>> Start Material

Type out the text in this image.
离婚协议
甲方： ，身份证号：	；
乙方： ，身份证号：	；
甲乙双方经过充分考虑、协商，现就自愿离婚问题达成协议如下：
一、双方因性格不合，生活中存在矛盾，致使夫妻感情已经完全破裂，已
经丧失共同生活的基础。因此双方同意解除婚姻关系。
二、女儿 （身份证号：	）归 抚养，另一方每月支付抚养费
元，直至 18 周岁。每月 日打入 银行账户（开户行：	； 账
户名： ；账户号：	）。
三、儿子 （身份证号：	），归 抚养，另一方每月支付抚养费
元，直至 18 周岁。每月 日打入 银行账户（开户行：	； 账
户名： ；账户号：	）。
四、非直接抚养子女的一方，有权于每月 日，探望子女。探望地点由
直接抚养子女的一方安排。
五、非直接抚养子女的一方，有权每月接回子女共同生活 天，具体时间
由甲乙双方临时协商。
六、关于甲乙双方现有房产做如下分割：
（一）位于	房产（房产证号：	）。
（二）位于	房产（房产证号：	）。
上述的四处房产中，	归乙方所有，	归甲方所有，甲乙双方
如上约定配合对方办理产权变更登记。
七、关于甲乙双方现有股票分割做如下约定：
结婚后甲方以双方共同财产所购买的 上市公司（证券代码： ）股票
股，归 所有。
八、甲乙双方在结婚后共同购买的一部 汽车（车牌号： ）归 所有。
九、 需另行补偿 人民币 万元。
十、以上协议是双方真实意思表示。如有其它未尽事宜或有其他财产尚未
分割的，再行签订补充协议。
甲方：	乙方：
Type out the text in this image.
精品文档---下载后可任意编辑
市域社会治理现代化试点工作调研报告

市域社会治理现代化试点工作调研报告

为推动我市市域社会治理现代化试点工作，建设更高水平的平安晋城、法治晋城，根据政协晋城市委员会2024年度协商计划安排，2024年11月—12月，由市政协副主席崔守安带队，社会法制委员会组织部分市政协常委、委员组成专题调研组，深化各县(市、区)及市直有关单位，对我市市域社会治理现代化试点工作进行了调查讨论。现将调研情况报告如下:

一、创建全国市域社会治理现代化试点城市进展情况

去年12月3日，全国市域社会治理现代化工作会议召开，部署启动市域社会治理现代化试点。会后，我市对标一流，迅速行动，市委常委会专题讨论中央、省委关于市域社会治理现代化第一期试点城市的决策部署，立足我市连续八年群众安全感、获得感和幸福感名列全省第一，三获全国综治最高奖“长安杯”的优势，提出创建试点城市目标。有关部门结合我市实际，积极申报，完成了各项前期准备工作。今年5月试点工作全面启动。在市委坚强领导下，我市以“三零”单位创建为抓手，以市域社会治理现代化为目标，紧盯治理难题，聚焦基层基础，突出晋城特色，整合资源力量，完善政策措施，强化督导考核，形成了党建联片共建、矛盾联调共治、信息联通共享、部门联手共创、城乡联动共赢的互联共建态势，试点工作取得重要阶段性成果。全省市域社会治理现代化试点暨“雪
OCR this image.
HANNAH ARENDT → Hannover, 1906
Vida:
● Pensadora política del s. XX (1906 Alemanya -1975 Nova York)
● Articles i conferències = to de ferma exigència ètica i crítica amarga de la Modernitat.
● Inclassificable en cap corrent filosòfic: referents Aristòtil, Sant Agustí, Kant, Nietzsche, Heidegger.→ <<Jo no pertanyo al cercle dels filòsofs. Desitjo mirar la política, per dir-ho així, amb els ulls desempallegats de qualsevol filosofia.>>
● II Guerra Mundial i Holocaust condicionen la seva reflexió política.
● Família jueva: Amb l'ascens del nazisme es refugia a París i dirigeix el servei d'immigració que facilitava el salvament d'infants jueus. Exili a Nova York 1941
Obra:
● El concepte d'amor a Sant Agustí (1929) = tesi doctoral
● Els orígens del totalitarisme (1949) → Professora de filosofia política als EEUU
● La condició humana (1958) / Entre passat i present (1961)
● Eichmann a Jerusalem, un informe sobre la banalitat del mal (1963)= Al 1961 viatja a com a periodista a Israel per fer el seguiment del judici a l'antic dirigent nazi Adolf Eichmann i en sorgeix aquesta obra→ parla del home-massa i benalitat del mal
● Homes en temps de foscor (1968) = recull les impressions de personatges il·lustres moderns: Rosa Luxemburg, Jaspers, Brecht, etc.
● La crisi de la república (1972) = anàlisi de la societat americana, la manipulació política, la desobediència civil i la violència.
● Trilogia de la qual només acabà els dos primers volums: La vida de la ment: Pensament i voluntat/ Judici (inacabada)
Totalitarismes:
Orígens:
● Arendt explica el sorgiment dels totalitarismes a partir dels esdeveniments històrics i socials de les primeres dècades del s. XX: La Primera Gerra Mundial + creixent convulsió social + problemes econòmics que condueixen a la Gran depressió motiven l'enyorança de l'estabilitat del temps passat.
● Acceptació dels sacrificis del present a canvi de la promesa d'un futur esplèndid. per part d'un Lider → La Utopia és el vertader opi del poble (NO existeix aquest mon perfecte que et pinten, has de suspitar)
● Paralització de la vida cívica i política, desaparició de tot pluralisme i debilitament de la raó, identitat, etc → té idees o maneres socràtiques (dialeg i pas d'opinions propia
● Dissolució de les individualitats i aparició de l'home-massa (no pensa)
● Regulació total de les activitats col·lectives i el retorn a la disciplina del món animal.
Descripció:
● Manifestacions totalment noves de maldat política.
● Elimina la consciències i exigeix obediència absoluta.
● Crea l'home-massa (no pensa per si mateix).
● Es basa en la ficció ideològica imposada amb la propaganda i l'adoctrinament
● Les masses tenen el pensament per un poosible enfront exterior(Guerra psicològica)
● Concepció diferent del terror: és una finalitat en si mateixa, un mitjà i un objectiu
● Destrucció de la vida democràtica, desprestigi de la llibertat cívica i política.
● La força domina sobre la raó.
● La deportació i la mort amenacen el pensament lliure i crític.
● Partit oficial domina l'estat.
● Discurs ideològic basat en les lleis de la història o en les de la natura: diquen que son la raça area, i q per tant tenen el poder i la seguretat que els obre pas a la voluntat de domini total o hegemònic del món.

>> End Material

◆ What is asked: Pull every line containing "非直接抚养子女的一方" out of the data above.

◆ Reply to the exercise:
四、非直接抚养子女的一方，有权于每月 日，探望子女。探望地点由
五、非直接抚养子女的一方，有权每月接回子女共同生活 天，具体时间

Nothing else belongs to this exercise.